_Problem to solve_
Count how many lines include "this" and answer with that number only.

--- start Information given ---

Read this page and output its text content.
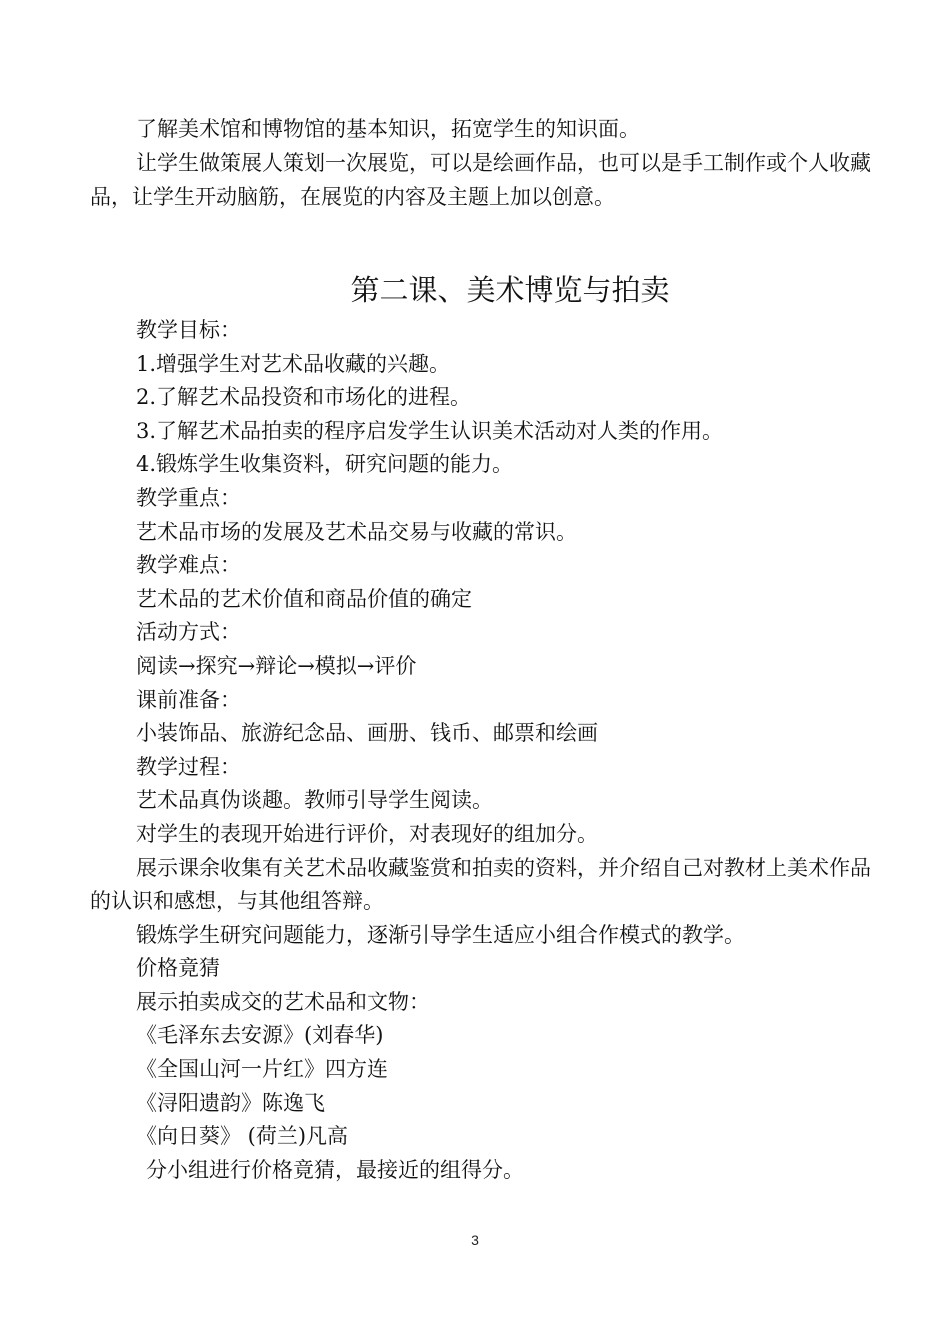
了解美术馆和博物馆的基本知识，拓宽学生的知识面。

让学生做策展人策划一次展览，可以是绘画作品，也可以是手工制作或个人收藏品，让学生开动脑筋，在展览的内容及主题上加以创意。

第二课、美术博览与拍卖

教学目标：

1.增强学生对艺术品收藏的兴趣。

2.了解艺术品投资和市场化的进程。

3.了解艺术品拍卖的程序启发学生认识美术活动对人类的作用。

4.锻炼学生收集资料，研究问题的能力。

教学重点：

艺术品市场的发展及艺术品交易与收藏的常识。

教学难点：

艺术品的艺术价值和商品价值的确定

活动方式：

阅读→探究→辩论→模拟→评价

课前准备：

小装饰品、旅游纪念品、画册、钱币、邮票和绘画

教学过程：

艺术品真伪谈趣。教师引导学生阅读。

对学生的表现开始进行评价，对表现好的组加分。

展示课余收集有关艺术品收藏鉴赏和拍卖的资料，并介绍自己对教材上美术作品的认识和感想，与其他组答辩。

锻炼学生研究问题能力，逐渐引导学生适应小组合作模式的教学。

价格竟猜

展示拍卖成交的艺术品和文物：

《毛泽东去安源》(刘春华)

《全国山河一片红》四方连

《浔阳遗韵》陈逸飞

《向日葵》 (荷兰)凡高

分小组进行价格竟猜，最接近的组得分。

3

--- end Information given ---
--- start Information given ---

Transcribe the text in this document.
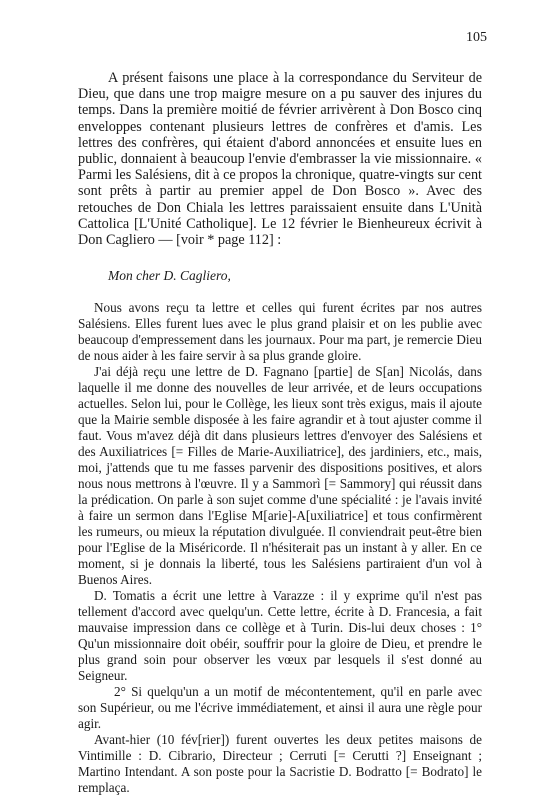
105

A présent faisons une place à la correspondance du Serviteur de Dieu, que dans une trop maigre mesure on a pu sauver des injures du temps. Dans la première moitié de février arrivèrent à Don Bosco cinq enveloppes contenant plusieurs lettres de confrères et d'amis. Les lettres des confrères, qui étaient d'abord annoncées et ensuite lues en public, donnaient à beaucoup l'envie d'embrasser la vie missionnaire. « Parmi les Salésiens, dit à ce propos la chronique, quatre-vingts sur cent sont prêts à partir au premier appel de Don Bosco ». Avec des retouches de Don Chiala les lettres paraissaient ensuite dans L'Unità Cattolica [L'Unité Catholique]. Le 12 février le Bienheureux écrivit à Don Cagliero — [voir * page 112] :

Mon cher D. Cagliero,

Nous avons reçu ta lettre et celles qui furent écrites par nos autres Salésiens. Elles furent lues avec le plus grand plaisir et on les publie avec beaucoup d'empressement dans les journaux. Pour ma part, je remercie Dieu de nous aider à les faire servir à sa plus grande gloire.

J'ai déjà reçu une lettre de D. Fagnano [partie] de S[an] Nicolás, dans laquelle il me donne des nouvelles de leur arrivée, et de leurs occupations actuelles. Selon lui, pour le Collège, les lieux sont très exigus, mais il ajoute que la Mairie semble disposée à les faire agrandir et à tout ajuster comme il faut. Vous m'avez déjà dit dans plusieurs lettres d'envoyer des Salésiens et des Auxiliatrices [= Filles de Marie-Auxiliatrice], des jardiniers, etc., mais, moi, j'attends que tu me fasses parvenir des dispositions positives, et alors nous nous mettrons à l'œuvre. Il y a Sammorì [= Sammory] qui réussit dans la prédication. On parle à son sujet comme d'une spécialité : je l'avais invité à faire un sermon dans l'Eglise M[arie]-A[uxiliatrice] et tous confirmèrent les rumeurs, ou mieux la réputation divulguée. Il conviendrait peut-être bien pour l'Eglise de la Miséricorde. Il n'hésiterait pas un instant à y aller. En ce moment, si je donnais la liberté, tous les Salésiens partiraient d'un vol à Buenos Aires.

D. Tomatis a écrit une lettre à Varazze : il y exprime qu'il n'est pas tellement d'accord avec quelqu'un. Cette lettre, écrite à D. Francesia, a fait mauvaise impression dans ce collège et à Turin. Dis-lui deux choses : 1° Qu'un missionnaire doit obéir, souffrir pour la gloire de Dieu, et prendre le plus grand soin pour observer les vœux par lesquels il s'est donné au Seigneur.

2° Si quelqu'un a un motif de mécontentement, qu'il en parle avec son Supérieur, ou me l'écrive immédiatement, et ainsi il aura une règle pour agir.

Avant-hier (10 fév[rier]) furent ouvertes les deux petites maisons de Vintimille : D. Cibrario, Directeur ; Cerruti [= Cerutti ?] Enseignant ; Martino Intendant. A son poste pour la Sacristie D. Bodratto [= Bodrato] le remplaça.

--- end Information given ---
--- start Information given ---

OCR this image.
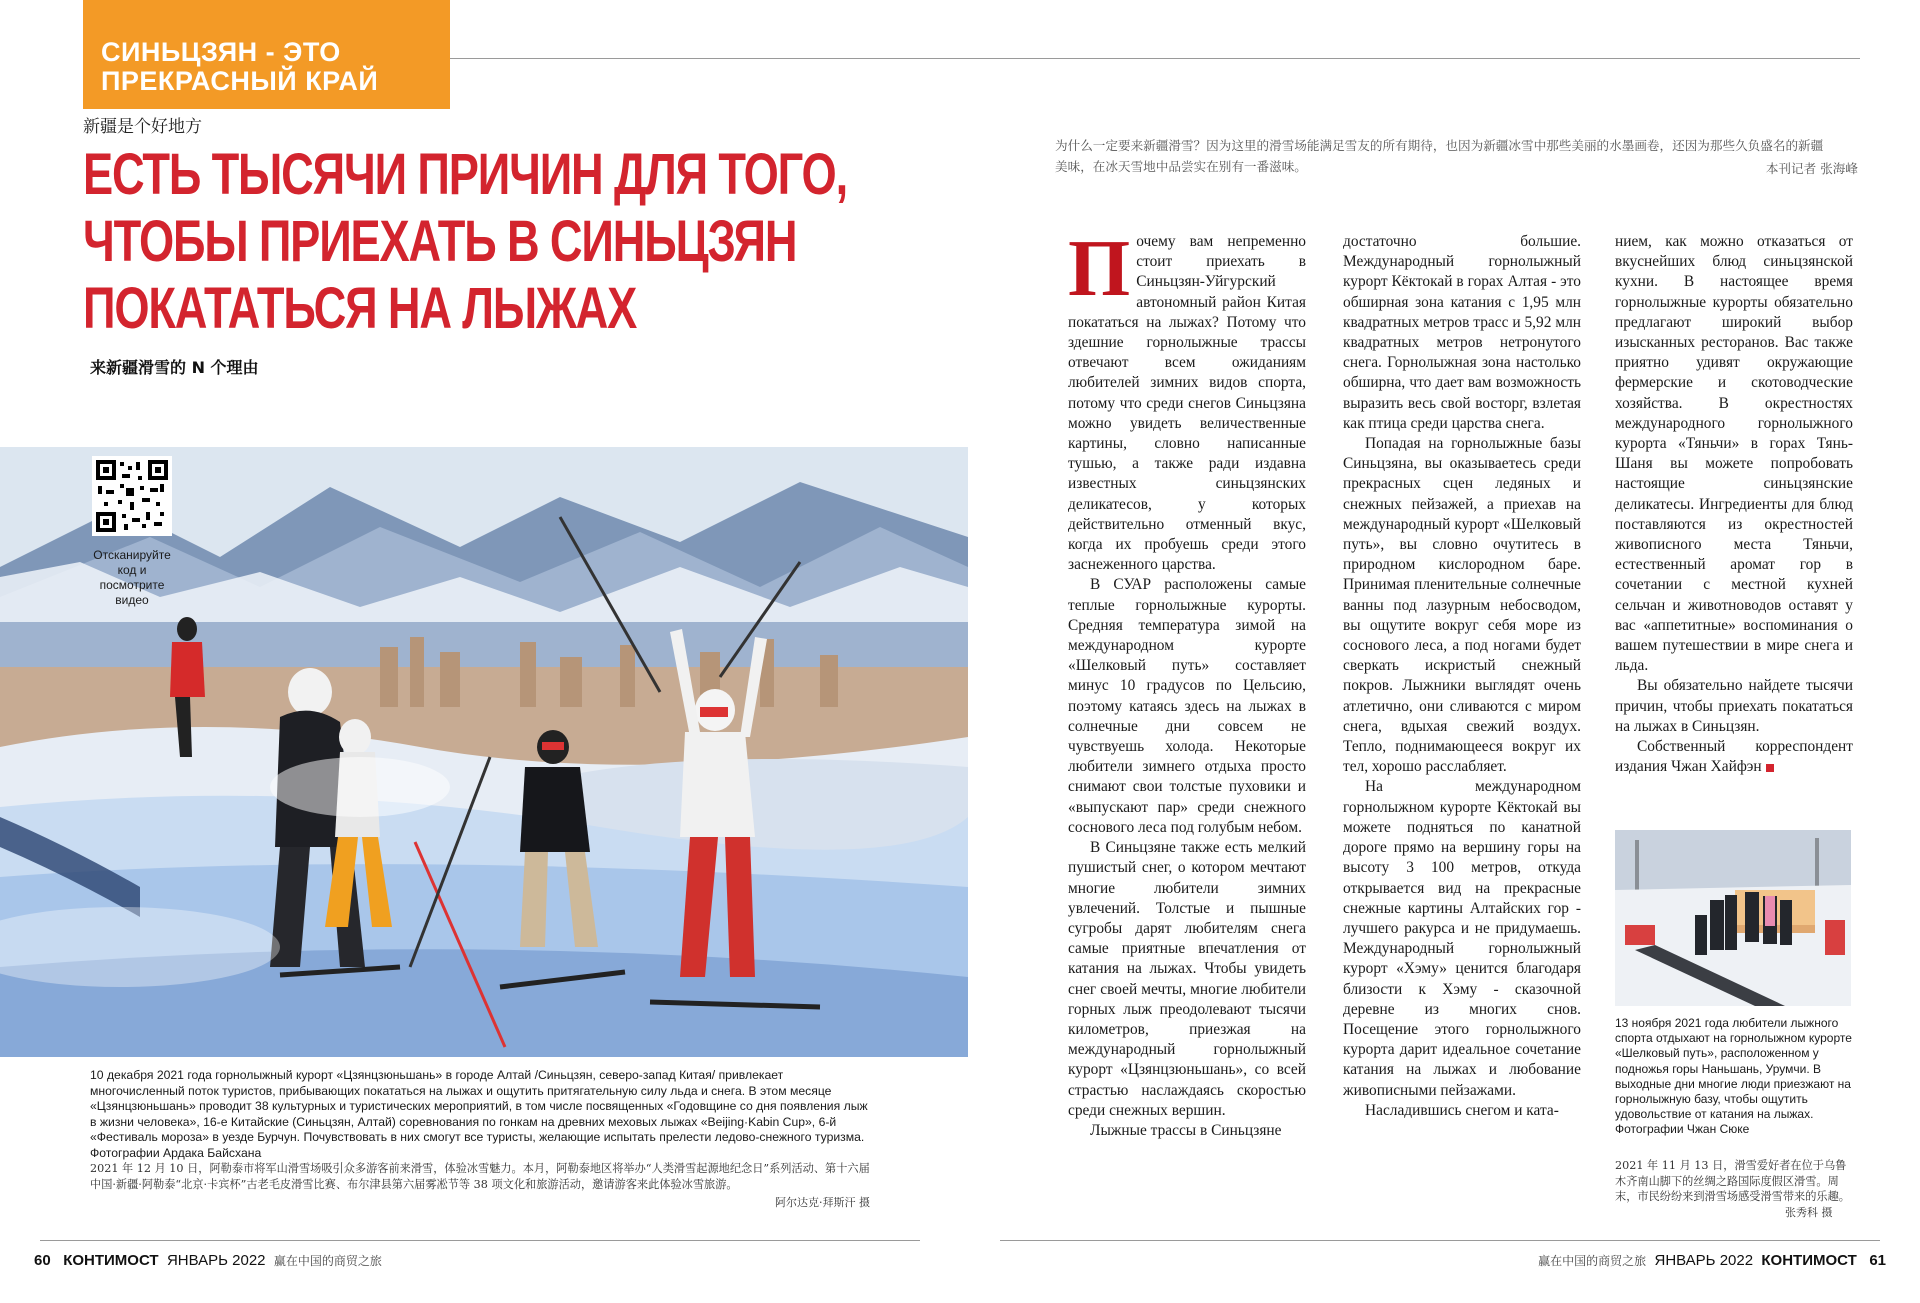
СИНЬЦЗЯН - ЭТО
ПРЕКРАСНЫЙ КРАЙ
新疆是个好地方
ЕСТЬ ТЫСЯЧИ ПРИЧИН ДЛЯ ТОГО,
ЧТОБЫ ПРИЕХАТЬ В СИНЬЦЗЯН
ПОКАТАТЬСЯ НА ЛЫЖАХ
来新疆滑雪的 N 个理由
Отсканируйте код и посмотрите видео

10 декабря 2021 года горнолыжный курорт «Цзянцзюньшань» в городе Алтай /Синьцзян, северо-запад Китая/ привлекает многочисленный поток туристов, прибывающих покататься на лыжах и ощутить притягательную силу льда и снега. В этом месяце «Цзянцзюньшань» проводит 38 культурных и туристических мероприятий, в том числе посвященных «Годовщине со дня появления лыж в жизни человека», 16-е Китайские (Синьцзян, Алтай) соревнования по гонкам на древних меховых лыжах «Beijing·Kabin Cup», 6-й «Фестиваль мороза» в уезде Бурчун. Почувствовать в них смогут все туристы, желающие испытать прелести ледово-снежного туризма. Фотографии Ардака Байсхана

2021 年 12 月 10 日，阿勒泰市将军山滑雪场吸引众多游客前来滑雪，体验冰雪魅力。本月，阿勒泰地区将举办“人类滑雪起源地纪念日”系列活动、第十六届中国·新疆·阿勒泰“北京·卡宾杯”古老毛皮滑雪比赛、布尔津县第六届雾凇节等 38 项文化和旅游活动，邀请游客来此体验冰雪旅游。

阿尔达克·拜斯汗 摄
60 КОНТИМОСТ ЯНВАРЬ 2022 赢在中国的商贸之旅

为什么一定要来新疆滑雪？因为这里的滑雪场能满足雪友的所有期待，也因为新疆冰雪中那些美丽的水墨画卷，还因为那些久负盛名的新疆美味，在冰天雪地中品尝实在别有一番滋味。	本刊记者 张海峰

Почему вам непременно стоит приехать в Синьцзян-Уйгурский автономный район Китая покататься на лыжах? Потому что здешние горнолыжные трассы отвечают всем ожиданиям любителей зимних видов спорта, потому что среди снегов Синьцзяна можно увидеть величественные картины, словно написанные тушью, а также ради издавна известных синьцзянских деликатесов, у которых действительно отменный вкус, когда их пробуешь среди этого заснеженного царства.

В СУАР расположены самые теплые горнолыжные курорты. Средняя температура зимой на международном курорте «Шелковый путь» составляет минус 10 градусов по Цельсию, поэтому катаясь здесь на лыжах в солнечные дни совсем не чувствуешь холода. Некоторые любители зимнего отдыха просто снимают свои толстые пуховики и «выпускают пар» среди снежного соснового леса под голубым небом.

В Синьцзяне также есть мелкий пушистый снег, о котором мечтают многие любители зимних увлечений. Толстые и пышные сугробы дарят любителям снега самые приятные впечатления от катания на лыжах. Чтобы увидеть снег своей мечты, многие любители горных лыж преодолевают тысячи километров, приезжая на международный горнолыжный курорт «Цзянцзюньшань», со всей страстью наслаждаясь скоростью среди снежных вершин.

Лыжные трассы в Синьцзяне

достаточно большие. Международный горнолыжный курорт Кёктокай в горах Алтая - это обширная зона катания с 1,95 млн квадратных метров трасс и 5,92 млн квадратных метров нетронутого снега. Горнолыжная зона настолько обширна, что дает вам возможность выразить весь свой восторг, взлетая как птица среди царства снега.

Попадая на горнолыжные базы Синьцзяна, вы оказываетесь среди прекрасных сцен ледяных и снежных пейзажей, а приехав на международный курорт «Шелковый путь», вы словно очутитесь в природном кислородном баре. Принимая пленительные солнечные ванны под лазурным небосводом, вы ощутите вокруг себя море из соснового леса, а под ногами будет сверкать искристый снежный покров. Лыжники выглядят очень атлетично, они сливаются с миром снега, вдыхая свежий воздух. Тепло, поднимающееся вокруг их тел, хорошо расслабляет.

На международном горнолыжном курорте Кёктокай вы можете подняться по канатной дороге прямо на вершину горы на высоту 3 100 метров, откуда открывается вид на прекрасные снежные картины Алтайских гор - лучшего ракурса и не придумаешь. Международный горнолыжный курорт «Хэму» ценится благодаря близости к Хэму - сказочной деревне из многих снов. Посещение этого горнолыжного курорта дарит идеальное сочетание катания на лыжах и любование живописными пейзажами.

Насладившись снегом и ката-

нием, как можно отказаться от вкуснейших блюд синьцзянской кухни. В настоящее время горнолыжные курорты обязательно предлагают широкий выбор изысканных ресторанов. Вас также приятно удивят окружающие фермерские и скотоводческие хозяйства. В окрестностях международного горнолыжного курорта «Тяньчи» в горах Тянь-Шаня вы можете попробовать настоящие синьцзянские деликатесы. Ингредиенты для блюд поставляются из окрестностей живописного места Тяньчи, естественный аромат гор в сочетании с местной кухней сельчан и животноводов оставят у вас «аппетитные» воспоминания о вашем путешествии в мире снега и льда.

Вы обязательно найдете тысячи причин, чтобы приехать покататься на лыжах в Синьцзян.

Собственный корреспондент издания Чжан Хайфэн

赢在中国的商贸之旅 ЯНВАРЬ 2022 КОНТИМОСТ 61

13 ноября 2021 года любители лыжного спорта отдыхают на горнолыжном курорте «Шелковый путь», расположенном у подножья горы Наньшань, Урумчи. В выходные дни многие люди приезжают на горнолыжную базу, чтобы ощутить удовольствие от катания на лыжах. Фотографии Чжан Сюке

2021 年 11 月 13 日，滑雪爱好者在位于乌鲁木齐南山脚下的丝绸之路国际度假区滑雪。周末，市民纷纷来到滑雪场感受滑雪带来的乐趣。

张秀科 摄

--- end Information given ---

_Written solution_
3